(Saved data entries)
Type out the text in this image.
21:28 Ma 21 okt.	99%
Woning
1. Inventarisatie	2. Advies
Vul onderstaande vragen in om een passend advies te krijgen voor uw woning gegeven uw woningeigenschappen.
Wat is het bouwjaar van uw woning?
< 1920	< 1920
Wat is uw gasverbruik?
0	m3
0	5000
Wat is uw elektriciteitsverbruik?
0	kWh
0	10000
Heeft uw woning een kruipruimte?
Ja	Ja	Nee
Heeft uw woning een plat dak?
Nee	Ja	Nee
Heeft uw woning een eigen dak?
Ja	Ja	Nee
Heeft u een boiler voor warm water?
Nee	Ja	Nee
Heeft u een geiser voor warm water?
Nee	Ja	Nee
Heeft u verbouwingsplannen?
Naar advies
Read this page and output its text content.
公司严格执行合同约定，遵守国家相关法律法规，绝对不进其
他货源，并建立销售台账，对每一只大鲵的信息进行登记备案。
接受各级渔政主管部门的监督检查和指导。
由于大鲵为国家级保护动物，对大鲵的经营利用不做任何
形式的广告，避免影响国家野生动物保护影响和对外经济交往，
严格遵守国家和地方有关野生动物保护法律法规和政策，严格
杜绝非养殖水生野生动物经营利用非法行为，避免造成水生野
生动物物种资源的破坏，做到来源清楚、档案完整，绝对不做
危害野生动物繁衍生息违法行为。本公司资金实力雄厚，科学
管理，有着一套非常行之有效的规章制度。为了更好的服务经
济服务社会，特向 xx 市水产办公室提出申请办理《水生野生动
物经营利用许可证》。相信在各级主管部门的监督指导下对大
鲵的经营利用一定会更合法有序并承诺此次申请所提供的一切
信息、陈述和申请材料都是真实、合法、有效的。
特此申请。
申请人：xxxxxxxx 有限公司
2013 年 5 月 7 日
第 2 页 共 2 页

◆ GOAL:
Restate each record exactly as written.

◆ REPLY TO THE TASK:
Type out the text in this image.
21:28 Ma 21 okt.	99%
Woning
1. Inventarisatie	2. Advies
Vul onderstaande vragen in om een passend advies te krijgen voor uw woning gegeven uw woningeigenschappen.
Wat is het bouwjaar van uw woning?
< 1920	< 1920
Wat is uw gasverbruik?
0	m3
0	5000
Wat is uw elektriciteitsverbruik?
0	kWh
0	10000
Heeft uw woning een kruipruimte?
Ja	Ja	Nee
Heeft uw woning een plat dak?
Nee	Ja	Nee
Heeft uw woning een eigen dak?
Ja	Ja	Nee
Heeft u een boiler voor warm water?
Nee	Ja	Nee
Heeft u een geiser voor warm water?
Nee	Ja	Nee
Heeft u verbouwingsplannen?
Naar advies
Read this page and output its text content.
公司严格执行合同约定，遵守国家相关法律法规，绝对不进其
他货源，并建立销售台账，对每一只大鲵的信息进行登记备案。
接受各级渔政主管部门的监督检查和指导。
由于大鲵为国家级保护动物，对大鲵的经营利用不做任何
形式的广告，避免影响国家野生动物保护影响和对外经济交往，
严格遵守国家和地方有关野生动物保护法律法规和政策，严格
杜绝非养殖水生野生动物经营利用非法行为，避免造成水生野
生动物物种资源的破坏，做到来源清楚、档案完整，绝对不做
危害野生动物繁衍生息违法行为。本公司资金实力雄厚，科学
管理，有着一套非常行之有效的规章制度。为了更好的服务经
济服务社会，特向 xx 市水产办公室提出申请办理《水生野生动
物经营利用许可证》。相信在各级主管部门的监督指导下对大
鲵的经营利用一定会更合法有序并承诺此次申请所提供的一切
信息、陈述和申请材料都是真实、合法、有效的。
特此申请。
申请人：xxxxxxxx 有限公司
2013 年 5 月 7 日
第 2 页 共 2 页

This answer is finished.